-- BEGIN Exercise data --
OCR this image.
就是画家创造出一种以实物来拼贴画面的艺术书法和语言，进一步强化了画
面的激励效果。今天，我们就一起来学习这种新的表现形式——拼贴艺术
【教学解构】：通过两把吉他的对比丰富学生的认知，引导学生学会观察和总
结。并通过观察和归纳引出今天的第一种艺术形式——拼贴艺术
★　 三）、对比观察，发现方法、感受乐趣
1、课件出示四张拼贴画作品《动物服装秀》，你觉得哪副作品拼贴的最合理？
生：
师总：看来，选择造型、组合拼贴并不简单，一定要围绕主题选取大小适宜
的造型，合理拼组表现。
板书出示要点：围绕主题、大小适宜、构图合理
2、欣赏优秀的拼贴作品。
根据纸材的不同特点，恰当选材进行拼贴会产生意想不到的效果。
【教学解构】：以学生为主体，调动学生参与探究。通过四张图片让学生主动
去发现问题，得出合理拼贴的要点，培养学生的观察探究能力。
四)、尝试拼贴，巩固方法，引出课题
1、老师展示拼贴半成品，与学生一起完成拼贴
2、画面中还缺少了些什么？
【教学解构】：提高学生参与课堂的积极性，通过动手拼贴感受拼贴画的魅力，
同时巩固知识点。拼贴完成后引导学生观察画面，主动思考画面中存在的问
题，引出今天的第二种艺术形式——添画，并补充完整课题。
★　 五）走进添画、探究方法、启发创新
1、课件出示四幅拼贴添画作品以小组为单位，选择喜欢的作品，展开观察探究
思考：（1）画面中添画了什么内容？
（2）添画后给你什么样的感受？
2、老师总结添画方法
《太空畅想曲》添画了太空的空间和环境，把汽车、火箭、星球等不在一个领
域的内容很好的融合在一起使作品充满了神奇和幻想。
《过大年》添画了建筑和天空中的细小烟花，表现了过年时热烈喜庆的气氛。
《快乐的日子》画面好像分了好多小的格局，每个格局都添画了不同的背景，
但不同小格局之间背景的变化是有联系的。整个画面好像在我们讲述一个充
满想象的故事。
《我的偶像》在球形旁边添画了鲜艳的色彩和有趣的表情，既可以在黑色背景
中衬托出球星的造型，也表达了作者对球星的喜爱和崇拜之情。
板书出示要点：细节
-- END Exercise data --
* Stated exercise
Your task is to retype all of the records exactly.

* Response to the task
OCR this image.
就是画家创造出一种以实物来拼贴画面的艺术书法和语言，进一步强化了画
面的激励效果。今天，我们就一起来学习这种新的表现形式——拼贴艺术
【教学解构】：通过两把吉他的对比丰富学生的认知，引导学生学会观察和总
结。并通过观察和归纳引出今天的第一种艺术形式——拼贴艺术
★　 三）、对比观察，发现方法、感受乐趣
1、课件出示四张拼贴画作品《动物服装秀》，你觉得哪副作品拼贴的最合理？
生：
师总：看来，选择造型、组合拼贴并不简单，一定要围绕主题选取大小适宜
的造型，合理拼组表现。
板书出示要点：围绕主题、大小适宜、构图合理
2、欣赏优秀的拼贴作品。
根据纸材的不同特点，恰当选材进行拼贴会产生意想不到的效果。
【教学解构】：以学生为主体，调动学生参与探究。通过四张图片让学生主动
去发现问题，得出合理拼贴的要点，培养学生的观察探究能力。
四)、尝试拼贴，巩固方法，引出课题
1、老师展示拼贴半成品，与学生一起完成拼贴
2、画面中还缺少了些什么？
【教学解构】：提高学生参与课堂的积极性，通过动手拼贴感受拼贴画的魅力，
同时巩固知识点。拼贴完成后引导学生观察画面，主动思考画面中存在的问
题，引出今天的第二种艺术形式——添画，并补充完整课题。
★　 五）走进添画、探究方法、启发创新
1、课件出示四幅拼贴添画作品以小组为单位，选择喜欢的作品，展开观察探究
思考：（1）画面中添画了什么内容？
（2）添画后给你什么样的感受？
2、老师总结添画方法
《太空畅想曲》添画了太空的空间和环境，把汽车、火箭、星球等不在一个领
域的内容很好的融合在一起使作品充满了神奇和幻想。
《过大年》添画了建筑和天空中的细小烟花，表现了过年时热烈喜庆的气氛。
《快乐的日子》画面好像分了好多小的格局，每个格局都添画了不同的背景，
但不同小格局之间背景的变化是有联系的。整个画面好像在我们讲述一个充
满想象的故事。
《我的偶像》在球形旁边添画了鲜艳的色彩和有趣的表情，既可以在黑色背景
中衬托出球星的造型，也表达了作者对球星的喜爱和崇拜之情。
板书出示要点：细节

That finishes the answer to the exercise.